Stated exercise | Tally the lines containing "Learn" and report the number alone.

>> start

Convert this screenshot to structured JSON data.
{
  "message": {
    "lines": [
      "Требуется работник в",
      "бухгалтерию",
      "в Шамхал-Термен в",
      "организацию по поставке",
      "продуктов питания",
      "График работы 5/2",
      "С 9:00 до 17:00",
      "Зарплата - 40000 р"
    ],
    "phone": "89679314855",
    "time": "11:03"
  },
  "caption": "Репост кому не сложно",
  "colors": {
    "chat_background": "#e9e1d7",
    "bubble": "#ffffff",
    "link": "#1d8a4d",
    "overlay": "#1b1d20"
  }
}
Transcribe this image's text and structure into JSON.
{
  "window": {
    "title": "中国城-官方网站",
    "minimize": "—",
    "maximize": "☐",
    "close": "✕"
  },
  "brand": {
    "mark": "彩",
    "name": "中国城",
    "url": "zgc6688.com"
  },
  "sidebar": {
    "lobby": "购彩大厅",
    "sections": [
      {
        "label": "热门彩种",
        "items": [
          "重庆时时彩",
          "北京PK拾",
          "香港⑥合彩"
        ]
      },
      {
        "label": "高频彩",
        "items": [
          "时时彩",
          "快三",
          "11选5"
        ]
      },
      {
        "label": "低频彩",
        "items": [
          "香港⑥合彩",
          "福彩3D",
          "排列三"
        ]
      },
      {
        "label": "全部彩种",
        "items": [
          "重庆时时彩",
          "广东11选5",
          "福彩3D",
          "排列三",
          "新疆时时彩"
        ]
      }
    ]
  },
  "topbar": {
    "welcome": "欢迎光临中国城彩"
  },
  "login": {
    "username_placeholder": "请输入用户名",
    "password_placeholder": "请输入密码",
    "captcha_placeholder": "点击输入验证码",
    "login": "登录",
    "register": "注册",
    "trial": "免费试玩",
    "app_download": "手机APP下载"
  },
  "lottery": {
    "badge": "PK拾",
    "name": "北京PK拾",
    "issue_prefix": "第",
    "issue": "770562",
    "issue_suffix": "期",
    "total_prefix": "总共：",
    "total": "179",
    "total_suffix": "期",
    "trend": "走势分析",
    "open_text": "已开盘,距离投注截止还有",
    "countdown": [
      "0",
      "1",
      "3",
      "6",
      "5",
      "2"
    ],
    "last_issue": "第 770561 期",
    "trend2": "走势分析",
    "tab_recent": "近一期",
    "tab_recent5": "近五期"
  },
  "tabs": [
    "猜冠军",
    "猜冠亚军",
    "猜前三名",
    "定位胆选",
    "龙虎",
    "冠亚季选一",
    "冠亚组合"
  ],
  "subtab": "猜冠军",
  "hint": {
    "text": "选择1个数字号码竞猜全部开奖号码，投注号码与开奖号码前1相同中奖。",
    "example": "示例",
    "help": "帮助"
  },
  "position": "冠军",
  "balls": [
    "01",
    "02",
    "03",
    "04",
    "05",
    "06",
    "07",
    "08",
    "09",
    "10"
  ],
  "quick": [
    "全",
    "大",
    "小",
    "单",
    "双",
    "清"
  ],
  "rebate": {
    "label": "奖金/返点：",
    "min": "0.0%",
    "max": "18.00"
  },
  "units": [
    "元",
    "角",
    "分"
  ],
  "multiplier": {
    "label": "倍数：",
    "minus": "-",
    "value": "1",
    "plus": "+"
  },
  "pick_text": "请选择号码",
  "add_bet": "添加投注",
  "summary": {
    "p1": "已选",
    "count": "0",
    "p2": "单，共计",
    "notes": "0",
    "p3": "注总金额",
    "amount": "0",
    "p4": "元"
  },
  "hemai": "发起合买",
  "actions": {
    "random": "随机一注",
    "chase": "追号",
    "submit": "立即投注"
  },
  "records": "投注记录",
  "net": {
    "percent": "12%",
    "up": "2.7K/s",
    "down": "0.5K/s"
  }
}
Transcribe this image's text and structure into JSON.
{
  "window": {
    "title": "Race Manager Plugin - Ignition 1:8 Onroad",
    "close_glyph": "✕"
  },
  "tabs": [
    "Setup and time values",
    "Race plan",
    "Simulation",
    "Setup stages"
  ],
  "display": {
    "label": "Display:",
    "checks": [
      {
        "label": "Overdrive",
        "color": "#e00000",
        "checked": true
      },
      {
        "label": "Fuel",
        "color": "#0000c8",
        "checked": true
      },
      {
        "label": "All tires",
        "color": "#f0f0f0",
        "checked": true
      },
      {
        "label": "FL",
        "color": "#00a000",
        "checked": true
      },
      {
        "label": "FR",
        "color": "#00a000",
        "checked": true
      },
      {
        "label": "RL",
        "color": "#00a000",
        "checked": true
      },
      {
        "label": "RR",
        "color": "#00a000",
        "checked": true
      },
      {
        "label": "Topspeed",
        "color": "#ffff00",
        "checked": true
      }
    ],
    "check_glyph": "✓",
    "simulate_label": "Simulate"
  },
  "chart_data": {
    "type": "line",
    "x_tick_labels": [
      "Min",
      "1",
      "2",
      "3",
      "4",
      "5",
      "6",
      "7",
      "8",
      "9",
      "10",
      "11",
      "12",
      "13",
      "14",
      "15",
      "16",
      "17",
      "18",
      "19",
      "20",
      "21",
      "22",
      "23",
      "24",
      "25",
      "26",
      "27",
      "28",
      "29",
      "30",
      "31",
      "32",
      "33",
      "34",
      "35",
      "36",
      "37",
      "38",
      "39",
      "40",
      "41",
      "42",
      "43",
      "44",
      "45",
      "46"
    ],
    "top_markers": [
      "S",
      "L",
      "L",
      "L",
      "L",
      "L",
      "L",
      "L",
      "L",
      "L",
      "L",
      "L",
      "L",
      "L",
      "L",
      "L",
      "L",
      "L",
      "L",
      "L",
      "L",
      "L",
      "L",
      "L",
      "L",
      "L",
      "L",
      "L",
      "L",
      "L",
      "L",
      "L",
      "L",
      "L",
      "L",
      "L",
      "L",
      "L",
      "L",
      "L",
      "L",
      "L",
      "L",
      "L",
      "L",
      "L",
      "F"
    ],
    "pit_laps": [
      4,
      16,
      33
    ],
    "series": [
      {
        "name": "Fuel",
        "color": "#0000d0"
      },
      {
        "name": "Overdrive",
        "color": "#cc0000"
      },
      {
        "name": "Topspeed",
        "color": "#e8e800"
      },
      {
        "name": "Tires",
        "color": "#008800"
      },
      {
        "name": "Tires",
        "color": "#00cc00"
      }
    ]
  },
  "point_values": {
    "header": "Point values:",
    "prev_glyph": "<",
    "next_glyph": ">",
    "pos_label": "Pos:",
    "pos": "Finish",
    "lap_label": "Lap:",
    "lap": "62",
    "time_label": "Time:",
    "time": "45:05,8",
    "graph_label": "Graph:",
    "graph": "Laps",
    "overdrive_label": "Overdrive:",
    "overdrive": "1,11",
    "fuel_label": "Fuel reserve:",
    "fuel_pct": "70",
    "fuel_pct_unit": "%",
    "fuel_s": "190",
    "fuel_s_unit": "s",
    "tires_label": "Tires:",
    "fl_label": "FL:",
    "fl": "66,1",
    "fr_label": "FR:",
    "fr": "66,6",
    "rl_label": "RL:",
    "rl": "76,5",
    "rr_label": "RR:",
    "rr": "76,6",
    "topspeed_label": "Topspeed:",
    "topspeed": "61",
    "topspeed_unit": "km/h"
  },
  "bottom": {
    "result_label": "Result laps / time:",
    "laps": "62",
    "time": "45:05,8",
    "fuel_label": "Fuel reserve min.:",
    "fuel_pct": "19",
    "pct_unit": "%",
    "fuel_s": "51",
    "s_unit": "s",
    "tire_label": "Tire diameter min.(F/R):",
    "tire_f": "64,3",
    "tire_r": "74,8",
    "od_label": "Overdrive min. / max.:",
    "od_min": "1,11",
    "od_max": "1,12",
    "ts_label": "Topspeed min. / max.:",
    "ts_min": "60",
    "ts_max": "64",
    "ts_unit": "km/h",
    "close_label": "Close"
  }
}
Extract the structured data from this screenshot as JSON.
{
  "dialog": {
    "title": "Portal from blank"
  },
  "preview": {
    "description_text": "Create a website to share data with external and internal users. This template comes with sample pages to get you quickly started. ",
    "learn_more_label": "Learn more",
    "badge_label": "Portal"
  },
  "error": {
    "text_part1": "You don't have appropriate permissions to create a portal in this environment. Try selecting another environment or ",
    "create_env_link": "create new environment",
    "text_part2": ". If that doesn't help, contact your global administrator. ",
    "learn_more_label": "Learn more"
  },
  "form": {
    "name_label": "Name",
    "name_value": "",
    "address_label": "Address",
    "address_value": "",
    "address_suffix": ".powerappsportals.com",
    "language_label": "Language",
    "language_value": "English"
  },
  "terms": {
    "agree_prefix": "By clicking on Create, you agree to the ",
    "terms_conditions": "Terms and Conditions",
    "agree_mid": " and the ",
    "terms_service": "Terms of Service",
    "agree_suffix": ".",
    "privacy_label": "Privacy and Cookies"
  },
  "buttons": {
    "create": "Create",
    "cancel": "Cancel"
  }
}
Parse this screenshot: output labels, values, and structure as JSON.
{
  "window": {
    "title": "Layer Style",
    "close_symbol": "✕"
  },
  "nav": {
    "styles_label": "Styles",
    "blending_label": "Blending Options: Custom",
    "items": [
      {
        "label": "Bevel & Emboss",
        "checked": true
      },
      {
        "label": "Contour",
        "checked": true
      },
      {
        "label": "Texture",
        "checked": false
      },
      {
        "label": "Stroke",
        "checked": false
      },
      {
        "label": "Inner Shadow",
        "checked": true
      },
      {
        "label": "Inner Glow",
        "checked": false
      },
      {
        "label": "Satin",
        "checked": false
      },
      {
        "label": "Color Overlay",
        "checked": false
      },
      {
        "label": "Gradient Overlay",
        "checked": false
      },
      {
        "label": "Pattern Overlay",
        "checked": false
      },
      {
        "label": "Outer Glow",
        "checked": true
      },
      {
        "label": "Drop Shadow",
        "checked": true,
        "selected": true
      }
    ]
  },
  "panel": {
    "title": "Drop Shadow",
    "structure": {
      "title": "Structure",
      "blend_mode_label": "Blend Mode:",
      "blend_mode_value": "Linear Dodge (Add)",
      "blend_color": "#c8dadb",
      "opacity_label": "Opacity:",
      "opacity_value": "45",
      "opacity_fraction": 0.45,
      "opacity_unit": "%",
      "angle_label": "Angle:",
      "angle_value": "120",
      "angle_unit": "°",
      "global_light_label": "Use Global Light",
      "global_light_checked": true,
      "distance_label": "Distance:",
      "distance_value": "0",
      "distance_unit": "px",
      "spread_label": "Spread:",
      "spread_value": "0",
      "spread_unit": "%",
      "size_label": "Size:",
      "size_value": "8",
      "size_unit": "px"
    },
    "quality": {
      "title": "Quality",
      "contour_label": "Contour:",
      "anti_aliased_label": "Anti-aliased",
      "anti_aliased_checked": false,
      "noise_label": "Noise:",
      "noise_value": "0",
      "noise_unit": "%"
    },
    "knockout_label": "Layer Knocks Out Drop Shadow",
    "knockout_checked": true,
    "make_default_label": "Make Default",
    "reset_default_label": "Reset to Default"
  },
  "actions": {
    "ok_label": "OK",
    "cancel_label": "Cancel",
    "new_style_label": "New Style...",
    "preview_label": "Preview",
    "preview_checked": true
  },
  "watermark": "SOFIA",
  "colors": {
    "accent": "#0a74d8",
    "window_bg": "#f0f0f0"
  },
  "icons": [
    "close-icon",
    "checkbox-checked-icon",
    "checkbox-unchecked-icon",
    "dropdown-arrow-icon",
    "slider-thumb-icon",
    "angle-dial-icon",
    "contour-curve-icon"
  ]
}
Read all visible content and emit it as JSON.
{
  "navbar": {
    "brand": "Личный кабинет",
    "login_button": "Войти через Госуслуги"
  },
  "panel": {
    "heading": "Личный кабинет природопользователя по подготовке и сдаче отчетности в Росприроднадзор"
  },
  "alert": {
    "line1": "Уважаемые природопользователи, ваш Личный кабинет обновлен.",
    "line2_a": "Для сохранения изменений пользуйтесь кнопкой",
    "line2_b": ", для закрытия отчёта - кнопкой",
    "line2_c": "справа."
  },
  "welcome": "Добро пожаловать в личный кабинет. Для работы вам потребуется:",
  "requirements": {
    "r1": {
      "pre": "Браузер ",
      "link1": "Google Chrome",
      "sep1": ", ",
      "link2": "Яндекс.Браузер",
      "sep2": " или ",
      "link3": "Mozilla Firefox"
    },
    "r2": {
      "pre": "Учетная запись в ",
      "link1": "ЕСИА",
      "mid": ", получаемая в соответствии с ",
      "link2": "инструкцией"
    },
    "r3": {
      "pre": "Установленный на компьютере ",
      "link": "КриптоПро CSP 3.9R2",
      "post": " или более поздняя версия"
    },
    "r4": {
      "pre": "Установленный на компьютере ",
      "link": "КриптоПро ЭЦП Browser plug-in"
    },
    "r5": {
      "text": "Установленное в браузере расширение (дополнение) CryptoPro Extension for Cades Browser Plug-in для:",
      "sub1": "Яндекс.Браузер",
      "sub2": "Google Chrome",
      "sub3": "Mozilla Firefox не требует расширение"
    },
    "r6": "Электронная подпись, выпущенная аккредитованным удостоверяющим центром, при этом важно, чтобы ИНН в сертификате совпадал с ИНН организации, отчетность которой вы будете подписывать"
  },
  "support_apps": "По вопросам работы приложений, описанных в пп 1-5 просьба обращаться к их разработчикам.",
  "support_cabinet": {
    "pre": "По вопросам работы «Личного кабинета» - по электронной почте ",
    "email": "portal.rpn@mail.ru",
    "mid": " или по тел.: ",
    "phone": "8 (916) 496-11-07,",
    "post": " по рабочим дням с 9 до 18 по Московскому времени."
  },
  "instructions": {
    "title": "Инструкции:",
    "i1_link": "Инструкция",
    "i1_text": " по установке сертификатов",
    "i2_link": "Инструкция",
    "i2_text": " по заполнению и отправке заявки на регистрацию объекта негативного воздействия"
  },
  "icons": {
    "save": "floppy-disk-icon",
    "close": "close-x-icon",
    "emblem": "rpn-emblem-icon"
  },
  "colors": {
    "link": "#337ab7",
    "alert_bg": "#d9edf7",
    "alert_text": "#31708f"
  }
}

>> end

Worked solution | 2